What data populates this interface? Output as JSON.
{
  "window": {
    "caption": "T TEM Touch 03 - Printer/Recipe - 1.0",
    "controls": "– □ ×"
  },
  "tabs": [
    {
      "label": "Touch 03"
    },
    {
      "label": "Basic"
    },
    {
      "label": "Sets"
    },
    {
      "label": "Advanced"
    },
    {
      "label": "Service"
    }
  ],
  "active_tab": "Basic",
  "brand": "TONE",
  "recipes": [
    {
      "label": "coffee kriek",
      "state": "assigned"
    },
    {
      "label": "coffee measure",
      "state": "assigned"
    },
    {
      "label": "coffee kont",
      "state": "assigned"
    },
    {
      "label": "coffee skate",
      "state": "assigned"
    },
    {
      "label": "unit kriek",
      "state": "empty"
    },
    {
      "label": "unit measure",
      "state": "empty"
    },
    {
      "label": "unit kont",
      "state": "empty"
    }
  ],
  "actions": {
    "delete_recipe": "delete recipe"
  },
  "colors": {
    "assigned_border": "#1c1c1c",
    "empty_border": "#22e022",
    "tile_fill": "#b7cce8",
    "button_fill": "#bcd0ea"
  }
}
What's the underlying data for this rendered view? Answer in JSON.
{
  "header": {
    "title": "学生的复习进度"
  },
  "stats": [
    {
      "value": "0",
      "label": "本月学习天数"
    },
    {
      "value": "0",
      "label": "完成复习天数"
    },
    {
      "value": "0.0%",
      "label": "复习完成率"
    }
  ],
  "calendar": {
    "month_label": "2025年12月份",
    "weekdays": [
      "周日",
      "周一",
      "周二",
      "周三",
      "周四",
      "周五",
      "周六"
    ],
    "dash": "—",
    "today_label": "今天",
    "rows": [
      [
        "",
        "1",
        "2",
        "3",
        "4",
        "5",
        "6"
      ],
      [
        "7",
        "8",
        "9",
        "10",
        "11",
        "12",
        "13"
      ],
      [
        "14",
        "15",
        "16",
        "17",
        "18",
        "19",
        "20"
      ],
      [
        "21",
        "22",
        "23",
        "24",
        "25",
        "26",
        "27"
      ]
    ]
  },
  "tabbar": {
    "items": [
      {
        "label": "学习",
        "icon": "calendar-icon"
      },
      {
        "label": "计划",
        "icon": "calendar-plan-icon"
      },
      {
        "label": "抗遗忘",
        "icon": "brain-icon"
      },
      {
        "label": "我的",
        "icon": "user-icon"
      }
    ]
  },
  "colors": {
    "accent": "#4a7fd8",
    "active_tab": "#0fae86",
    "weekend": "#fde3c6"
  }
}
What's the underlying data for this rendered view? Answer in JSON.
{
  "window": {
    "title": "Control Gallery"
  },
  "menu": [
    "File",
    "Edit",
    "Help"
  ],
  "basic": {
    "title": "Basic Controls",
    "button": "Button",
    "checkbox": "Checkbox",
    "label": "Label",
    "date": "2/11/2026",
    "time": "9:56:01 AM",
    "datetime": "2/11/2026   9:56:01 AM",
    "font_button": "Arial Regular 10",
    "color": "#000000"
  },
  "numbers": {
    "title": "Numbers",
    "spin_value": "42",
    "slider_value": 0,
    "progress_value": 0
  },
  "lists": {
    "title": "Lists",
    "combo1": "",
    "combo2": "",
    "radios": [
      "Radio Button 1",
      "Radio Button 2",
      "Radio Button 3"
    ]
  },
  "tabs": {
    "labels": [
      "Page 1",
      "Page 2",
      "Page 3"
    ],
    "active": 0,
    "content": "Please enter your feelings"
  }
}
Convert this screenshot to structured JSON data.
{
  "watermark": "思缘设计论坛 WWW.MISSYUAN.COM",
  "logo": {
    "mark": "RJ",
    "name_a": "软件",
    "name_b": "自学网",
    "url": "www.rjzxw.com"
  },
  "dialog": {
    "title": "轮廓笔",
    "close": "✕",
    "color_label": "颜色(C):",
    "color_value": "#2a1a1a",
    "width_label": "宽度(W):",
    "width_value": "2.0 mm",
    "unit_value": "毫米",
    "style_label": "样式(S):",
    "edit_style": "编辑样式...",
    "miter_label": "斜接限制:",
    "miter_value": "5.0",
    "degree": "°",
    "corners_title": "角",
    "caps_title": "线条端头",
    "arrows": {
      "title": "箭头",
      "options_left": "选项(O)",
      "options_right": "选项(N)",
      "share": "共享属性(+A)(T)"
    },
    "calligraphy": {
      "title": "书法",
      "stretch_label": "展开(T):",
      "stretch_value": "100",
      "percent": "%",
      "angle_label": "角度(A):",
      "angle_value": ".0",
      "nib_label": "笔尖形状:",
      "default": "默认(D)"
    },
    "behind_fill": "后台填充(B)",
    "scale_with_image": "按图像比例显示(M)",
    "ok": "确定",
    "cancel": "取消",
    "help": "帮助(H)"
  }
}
- - - - - - -
• [Exercise requirements] Restate the whole listing exactly.

• [Correct result]
What data populates this interface? Output as JSON.
{
  "window": {
    "caption": "T TEM Touch 03 - Printer/Recipe - 1.0",
    "controls": "– □ ×"
  },
  "tabs": [
    {
      "label": "Touch 03"
    },
    {
      "label": "Basic"
    },
    {
      "label": "Sets"
    },
    {
      "label": "Advanced"
    },
    {
      "label": "Service"
    }
  ],
  "active_tab": "Basic",
  "brand": "TONE",
  "recipes": [
    {
      "label": "coffee kriek",
      "state": "assigned"
    },
    {
      "label": "coffee measure",
      "state": "assigned"
    },
    {
      "label": "coffee kont",
      "state": "assigned"
    },
    {
      "label": "coffee skate",
      "state": "assigned"
    },
    {
      "label": "unit kriek",
      "state": "empty"
    },
    {
      "label": "unit measure",
      "state": "empty"
    },
    {
      "label": "unit kont",
      "state": "empty"
    }
  ],
  "actions": {
    "delete_recipe": "delete recipe"
  },
  "colors": {
    "assigned_border": "#1c1c1c",
    "empty_border": "#22e022",
    "tile_fill": "#b7cce8",
    "button_fill": "#bcd0ea"
  }
}
What's the underlying data for this rendered view? Answer in JSON.
{
  "header": {
    "title": "学生的复习进度"
  },
  "stats": [
    {
      "value": "0",
      "label": "本月学习天数"
    },
    {
      "value": "0",
      "label": "完成复习天数"
    },
    {
      "value": "0.0%",
      "label": "复习完成率"
    }
  ],
  "calendar": {
    "month_label": "2025年12月份",
    "weekdays": [
      "周日",
      "周一",
      "周二",
      "周三",
      "周四",
      "周五",
      "周六"
    ],
    "dash": "—",
    "today_label": "今天",
    "rows": [
      [
        "",
        "1",
        "2",
        "3",
        "4",
        "5",
        "6"
      ],
      [
        "7",
        "8",
        "9",
        "10",
        "11",
        "12",
        "13"
      ],
      [
        "14",
        "15",
        "16",
        "17",
        "18",
        "19",
        "20"
      ],
      [
        "21",
        "22",
        "23",
        "24",
        "25",
        "26",
        "27"
      ]
    ]
  },
  "tabbar": {
    "items": [
      {
        "label": "学习",
        "icon": "calendar-icon"
      },
      {
        "label": "计划",
        "icon": "calendar-plan-icon"
      },
      {
        "label": "抗遗忘",
        "icon": "brain-icon"
      },
      {
        "label": "我的",
        "icon": "user-icon"
      }
    ]
  },
  "colors": {
    "accent": "#4a7fd8",
    "active_tab": "#0fae86",
    "weekend": "#fde3c6"
  }
}
What's the underlying data for this rendered view? Answer in JSON.
{
  "window": {
    "title": "Control Gallery"
  },
  "menu": [
    "File",
    "Edit",
    "Help"
  ],
  "basic": {
    "title": "Basic Controls",
    "button": "Button",
    "checkbox": "Checkbox",
    "label": "Label",
    "date": "2/11/2026",
    "time": "9:56:01 AM",
    "datetime": "2/11/2026   9:56:01 AM",
    "font_button": "Arial Regular 10",
    "color": "#000000"
  },
  "numbers": {
    "title": "Numbers",
    "spin_value": "42",
    "slider_value": 0,
    "progress_value": 0
  },
  "lists": {
    "title": "Lists",
    "combo1": "",
    "combo2": "",
    "radios": [
      "Radio Button 1",
      "Radio Button 2",
      "Radio Button 3"
    ]
  },
  "tabs": {
    "labels": [
      "Page 1",
      "Page 2",
      "Page 3"
    ],
    "active": 0,
    "content": "Please enter your feelings"
  }
}
Convert this screenshot to structured JSON data.
{
  "watermark": "思缘设计论坛 WWW.MISSYUAN.COM",
  "logo": {
    "mark": "RJ",
    "name_a": "软件",
    "name_b": "自学网",
    "url": "www.rjzxw.com"
  },
  "dialog": {
    "title": "轮廓笔",
    "close": "✕",
    "color_label": "颜色(C):",
    "color_value": "#2a1a1a",
    "width_label": "宽度(W):",
    "width_value": "2.0 mm",
    "unit_value": "毫米",
    "style_label": "样式(S):",
    "edit_style": "编辑样式...",
    "miter_label": "斜接限制:",
    "miter_value": "5.0",
    "degree": "°",
    "corners_title": "角",
    "caps_title": "线条端头",
    "arrows": {
      "title": "箭头",
      "options_left": "选项(O)",
      "options_right": "选项(N)",
      "share": "共享属性(+A)(T)"
    },
    "calligraphy": {
      "title": "书法",
      "stretch_label": "展开(T):",
      "stretch_value": "100",
      "percent": "%",
      "angle_label": "角度(A):",
      "angle_value": ".0",
      "nib_label": "笔尖形状:",
      "default": "默认(D)"
    },
    "behind_fill": "后台填充(B)",
    "scale_with_image": "按图像比例显示(M)",
    "ok": "确定",
    "cancel": "取消",
    "help": "帮助(H)"
  }
}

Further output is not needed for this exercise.